- _Goal of the exercise_
Report how many lines in the listing below include the word "กษาท". Write nothing besides the number.

####

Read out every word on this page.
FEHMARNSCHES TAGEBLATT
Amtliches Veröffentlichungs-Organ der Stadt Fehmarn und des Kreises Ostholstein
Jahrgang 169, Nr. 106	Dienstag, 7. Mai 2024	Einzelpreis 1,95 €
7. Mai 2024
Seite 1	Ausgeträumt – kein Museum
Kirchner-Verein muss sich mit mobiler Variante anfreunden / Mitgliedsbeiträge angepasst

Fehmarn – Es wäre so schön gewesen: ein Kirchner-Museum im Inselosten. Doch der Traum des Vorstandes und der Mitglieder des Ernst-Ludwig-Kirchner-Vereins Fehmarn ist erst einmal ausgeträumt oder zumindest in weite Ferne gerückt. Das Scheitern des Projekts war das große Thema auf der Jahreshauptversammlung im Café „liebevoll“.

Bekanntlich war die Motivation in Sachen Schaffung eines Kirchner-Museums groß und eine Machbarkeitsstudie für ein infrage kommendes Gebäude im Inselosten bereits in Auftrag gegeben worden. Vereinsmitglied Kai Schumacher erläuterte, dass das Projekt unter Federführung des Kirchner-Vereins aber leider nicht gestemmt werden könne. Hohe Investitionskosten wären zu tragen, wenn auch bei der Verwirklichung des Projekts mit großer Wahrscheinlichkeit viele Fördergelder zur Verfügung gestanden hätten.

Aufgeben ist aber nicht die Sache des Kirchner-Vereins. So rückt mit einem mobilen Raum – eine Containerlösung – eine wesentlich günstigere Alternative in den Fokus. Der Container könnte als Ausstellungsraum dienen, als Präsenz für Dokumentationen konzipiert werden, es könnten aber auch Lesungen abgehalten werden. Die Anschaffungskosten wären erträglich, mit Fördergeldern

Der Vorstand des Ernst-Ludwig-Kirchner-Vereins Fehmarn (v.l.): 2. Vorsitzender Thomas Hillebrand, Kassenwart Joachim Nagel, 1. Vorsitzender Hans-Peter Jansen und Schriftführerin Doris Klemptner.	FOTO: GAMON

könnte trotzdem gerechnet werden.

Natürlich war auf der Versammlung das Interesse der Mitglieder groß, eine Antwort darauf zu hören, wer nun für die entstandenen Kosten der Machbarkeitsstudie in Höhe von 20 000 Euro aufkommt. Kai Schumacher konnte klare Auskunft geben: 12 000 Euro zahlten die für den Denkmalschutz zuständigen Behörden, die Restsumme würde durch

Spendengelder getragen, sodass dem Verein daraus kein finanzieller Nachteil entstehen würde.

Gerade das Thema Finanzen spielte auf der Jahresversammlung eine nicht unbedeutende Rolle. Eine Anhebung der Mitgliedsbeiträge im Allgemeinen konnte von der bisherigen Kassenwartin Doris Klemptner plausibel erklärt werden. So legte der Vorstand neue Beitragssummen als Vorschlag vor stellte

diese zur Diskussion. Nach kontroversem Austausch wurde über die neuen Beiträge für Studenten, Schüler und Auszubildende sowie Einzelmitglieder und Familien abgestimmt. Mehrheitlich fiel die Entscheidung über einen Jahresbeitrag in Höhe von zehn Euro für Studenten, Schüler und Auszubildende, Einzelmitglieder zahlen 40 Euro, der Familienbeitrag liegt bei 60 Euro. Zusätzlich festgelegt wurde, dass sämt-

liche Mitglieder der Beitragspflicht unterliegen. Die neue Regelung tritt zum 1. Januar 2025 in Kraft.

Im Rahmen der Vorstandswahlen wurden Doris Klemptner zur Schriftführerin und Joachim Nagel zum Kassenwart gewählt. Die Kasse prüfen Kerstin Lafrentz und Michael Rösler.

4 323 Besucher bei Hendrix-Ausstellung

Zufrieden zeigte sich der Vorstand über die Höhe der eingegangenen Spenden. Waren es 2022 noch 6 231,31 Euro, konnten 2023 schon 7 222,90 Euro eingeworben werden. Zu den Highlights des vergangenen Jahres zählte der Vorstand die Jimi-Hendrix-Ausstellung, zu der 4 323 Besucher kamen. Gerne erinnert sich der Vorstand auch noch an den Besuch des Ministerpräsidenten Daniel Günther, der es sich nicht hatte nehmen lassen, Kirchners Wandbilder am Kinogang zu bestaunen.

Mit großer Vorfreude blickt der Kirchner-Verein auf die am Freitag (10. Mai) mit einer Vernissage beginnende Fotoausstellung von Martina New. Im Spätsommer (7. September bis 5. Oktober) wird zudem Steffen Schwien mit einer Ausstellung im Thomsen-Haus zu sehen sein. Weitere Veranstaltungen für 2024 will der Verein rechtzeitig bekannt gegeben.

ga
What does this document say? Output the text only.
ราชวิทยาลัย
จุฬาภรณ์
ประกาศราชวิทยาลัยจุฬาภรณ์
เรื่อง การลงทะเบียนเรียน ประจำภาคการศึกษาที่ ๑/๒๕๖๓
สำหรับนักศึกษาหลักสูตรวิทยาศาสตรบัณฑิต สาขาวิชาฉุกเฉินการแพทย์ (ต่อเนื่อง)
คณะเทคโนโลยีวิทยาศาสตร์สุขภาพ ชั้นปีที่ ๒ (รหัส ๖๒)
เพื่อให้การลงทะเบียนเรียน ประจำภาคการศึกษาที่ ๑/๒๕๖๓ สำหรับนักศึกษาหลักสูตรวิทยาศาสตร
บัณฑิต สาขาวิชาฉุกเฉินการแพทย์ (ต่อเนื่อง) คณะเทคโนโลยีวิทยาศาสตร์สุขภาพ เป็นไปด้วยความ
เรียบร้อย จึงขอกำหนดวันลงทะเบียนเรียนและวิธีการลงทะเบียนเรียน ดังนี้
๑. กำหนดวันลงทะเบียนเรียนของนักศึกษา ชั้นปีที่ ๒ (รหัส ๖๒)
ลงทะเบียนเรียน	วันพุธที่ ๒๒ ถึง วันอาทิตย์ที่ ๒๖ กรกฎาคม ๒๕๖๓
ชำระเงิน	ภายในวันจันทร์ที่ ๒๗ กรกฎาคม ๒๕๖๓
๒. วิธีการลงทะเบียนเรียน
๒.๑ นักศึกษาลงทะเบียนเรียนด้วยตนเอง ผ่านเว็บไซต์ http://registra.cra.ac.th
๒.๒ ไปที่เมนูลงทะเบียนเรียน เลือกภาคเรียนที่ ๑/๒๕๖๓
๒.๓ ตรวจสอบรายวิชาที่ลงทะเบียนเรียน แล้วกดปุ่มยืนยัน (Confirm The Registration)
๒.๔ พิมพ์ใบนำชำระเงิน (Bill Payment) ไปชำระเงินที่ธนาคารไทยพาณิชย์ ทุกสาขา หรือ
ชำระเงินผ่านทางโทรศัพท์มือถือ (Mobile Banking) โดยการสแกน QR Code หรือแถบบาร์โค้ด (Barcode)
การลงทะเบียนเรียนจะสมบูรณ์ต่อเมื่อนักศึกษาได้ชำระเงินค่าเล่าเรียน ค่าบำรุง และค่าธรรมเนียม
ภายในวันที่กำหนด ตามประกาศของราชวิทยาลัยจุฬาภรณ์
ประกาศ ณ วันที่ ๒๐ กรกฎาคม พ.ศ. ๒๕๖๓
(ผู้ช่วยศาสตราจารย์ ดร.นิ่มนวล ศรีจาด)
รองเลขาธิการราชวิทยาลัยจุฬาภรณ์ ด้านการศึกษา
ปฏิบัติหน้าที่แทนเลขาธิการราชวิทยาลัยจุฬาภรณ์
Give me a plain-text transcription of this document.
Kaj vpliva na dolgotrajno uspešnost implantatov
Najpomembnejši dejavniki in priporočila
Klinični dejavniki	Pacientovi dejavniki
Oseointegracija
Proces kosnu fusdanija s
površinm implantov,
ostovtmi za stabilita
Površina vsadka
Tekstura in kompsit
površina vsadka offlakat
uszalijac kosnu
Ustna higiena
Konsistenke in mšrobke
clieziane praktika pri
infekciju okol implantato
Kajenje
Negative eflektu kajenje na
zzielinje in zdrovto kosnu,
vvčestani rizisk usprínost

####

- _Result below_
2